EXERCISE DIRECTIONS
Check every line below for the string "guidance", and copy the lines that contain it.

ENTRIES PROVIDED
+--

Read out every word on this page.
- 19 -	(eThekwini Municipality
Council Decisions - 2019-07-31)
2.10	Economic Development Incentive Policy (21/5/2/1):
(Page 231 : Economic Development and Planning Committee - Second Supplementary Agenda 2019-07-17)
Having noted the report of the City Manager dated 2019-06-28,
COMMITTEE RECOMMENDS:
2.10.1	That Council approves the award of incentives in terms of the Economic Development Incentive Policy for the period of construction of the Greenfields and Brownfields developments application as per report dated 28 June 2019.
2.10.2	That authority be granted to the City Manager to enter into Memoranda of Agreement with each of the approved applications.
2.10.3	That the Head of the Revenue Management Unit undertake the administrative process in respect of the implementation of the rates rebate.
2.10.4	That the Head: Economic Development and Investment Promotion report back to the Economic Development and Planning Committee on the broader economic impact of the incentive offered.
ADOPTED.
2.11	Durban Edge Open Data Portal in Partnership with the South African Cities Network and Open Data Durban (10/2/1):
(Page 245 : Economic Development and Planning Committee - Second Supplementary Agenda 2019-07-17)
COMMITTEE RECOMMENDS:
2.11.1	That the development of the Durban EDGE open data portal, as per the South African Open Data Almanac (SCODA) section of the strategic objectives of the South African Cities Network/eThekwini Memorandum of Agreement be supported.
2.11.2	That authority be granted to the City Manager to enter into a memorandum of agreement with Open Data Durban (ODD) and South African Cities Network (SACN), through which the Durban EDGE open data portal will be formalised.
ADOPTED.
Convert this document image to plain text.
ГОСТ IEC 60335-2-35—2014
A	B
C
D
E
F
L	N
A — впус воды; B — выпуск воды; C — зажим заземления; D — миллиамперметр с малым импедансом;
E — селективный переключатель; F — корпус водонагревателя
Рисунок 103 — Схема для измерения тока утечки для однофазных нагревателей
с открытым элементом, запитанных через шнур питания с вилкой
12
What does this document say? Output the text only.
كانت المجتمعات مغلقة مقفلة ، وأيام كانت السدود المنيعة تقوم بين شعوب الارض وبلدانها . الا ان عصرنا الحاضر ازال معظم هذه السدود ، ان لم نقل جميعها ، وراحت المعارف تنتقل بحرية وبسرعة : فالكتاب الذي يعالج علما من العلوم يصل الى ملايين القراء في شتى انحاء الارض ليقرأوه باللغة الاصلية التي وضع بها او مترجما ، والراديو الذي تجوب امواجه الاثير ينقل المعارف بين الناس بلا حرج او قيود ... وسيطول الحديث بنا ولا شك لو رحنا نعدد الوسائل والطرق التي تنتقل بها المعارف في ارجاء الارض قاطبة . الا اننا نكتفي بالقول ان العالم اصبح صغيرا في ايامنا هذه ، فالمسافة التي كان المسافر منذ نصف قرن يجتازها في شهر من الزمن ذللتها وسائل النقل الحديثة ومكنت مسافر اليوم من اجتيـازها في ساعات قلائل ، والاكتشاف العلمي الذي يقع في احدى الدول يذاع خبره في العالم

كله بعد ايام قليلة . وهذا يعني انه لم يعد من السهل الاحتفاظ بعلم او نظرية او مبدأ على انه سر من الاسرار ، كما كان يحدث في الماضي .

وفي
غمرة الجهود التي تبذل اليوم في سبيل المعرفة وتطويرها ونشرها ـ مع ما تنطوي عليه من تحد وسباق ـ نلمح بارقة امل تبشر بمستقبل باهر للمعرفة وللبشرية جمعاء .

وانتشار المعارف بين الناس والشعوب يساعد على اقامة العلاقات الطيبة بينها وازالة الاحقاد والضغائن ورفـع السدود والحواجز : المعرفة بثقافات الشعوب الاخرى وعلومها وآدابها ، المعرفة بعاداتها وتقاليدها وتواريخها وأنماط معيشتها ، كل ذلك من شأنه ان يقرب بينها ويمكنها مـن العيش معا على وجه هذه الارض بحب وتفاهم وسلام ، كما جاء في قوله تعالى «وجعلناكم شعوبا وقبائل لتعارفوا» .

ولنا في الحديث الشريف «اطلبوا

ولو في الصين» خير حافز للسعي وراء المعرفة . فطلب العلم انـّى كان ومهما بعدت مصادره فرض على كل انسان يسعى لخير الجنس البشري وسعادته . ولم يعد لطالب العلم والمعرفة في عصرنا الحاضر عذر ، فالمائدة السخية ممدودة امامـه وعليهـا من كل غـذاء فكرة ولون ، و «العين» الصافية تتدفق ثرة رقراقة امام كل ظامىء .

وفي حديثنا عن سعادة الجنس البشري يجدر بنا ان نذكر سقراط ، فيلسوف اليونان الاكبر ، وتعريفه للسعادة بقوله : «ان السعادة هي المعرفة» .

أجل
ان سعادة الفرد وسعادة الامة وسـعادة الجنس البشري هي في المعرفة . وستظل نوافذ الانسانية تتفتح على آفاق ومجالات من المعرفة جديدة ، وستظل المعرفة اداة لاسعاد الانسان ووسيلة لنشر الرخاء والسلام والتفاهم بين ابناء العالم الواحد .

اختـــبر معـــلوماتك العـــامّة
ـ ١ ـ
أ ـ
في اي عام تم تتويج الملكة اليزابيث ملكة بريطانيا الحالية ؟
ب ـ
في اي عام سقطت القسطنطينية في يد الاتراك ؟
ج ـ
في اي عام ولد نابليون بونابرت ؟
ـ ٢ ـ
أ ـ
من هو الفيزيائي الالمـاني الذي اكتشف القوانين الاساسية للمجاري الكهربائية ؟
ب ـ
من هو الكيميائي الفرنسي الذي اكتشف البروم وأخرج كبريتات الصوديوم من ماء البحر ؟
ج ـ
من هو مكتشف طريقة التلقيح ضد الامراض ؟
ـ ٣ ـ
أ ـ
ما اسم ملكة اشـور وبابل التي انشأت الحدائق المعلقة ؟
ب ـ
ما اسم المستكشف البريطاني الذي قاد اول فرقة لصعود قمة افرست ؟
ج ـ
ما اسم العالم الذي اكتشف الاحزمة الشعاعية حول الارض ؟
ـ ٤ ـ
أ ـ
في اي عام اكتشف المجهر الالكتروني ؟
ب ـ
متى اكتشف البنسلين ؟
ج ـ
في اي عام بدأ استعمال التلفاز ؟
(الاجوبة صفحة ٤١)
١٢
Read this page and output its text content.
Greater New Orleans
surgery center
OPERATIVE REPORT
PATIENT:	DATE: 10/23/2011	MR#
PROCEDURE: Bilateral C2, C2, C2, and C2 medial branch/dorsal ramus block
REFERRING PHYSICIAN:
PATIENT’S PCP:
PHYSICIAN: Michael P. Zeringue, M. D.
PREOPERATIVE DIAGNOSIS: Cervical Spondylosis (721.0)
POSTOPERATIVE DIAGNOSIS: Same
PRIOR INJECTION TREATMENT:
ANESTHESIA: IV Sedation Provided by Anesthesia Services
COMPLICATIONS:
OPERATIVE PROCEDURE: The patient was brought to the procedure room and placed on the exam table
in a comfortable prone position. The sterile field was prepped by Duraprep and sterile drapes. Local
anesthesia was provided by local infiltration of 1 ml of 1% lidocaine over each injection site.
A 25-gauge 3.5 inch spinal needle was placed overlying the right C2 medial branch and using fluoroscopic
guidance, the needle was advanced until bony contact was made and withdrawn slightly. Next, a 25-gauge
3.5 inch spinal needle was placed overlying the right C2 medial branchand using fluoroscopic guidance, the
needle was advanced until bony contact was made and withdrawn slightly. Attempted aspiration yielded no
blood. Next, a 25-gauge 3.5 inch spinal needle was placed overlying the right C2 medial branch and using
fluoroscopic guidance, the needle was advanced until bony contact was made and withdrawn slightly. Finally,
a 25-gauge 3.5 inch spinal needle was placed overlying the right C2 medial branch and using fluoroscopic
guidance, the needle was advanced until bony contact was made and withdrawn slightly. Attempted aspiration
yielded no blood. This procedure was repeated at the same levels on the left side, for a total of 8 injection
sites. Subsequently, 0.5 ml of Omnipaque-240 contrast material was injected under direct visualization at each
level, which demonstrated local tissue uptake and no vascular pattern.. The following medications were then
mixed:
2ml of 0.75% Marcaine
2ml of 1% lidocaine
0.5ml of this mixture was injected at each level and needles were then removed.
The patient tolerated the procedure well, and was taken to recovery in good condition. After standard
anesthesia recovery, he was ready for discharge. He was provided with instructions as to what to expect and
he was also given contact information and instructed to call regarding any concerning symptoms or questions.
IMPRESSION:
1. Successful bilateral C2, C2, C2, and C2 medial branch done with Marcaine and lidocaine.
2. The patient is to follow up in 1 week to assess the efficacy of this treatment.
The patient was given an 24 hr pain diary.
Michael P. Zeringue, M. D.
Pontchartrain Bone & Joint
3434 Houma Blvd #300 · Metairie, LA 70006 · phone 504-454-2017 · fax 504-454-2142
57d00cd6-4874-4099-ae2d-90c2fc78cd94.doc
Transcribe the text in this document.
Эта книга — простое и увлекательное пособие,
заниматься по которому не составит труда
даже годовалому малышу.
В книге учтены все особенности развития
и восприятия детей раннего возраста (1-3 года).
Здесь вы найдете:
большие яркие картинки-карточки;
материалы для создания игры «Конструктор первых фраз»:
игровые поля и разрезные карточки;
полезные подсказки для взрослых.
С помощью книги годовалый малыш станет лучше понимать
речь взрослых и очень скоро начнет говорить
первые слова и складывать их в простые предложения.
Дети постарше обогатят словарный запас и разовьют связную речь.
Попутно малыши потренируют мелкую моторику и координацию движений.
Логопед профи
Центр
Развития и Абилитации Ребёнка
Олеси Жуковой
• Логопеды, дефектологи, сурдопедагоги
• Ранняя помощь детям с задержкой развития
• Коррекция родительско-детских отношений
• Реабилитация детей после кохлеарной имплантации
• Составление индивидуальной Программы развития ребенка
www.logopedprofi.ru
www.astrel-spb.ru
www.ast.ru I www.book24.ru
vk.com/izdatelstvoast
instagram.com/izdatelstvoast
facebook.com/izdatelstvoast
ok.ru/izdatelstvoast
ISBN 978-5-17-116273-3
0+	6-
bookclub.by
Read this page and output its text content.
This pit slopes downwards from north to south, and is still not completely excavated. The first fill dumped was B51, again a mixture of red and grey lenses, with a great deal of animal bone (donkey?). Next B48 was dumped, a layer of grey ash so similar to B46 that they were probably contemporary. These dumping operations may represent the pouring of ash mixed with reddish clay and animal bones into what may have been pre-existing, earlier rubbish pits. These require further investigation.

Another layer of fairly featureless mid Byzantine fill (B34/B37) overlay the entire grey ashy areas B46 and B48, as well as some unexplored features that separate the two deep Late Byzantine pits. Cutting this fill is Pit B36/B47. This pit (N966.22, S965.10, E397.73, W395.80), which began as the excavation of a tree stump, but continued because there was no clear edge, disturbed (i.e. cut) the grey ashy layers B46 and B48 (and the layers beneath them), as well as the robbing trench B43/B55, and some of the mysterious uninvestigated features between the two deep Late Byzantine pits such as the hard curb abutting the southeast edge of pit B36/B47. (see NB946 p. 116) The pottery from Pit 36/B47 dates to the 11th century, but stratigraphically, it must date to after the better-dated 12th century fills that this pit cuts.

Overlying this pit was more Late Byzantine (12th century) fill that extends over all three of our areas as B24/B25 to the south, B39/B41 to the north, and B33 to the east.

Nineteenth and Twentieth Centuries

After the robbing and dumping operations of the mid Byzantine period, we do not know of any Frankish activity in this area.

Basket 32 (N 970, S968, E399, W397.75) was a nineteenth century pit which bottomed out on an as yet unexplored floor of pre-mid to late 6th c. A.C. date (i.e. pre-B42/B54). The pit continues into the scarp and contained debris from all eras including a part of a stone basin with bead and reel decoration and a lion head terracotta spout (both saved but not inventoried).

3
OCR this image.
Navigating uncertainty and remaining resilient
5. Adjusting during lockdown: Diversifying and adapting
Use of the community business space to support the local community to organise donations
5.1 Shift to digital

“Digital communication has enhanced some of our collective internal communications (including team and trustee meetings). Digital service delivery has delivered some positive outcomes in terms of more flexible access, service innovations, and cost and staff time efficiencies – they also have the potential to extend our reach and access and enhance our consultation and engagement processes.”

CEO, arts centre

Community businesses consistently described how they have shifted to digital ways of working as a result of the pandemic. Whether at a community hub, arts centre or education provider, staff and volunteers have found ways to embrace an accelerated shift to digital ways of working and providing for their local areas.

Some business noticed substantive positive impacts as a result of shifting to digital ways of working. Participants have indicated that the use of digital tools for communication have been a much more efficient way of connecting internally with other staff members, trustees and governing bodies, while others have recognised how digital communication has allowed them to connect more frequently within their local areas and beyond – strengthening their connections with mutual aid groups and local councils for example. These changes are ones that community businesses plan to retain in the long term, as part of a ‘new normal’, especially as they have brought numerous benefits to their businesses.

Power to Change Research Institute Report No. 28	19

+--

COMPLETED TASK
guidance, the needle was advanced until bony contact was made and withdrawn slightly. Next, a 25-gauge
3.5 inch spinal needle was placed overlying the right C2 medial branchand using fluoroscopic guidance, the
fluoroscopic guidance, the needle was advanced until bony contact was made and withdrawn slightly. Finally,
guidance, the needle was advanced until bony contact was made and withdrawn slightly. Attempted aspiration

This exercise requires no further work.